◆ **Source material**:
+===+
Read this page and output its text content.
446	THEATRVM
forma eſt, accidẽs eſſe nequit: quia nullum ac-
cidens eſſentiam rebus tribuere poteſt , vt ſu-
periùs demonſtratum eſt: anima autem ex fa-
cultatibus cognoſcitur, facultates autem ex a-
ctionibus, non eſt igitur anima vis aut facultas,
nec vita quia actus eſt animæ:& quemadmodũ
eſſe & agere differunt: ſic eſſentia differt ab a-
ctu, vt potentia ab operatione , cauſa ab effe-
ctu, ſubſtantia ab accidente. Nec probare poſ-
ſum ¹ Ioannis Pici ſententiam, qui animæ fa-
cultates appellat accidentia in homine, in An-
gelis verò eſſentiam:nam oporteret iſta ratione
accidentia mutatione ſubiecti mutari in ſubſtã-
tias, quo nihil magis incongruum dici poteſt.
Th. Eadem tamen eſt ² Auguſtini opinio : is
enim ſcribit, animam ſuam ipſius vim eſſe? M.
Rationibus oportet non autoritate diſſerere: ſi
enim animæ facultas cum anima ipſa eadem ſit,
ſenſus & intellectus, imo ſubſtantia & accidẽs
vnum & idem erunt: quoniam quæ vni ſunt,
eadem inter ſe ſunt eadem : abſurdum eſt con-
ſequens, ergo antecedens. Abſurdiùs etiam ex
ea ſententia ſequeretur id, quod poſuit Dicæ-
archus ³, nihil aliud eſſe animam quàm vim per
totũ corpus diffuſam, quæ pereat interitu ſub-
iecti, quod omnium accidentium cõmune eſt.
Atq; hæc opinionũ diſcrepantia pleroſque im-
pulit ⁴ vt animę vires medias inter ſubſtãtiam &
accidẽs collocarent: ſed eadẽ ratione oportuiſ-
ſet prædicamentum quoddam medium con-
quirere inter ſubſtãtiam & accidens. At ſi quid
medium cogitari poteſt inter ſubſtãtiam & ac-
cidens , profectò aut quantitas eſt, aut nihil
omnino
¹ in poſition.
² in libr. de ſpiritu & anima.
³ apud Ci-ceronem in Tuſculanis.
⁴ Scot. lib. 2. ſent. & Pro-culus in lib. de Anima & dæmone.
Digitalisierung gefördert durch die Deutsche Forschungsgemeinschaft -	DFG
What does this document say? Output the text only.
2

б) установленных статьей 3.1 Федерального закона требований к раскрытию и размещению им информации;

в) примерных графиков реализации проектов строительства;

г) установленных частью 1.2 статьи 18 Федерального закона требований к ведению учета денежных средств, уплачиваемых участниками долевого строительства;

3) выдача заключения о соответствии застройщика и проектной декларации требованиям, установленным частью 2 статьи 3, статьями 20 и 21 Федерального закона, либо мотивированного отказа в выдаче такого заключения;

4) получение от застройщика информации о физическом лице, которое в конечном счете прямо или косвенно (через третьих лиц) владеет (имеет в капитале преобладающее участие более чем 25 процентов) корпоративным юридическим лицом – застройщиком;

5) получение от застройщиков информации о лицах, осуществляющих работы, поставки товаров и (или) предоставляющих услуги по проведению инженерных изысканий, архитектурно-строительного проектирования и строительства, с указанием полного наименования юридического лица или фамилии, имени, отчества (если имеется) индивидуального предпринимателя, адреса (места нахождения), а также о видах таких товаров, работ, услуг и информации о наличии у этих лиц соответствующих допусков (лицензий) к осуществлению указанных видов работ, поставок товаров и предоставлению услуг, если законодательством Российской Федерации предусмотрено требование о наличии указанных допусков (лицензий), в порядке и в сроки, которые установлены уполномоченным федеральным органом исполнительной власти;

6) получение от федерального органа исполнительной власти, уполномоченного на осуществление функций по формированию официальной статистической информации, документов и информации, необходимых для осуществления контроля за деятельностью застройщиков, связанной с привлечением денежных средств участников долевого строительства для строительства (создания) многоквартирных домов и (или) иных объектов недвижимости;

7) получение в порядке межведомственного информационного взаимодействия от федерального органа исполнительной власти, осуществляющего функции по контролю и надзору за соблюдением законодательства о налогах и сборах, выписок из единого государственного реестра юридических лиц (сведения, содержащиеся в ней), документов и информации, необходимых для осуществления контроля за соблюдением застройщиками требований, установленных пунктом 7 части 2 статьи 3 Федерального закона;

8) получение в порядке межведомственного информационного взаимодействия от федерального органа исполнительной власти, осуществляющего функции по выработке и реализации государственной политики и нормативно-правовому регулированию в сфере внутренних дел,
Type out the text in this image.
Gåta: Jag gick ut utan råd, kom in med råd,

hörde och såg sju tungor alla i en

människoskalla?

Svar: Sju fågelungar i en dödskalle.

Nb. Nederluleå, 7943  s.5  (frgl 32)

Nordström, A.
+===+
◆ **Exercise task**: Gather up the lines that contain the word "animæ".

◆ **Full response**:
nec vita quia actus eſt animæ:& quemadmodũ
ſum ¹ Ioannis Pici ſententiam, qui animæ fa-
enim animæ facultas cum anima ipſa eadem ſit,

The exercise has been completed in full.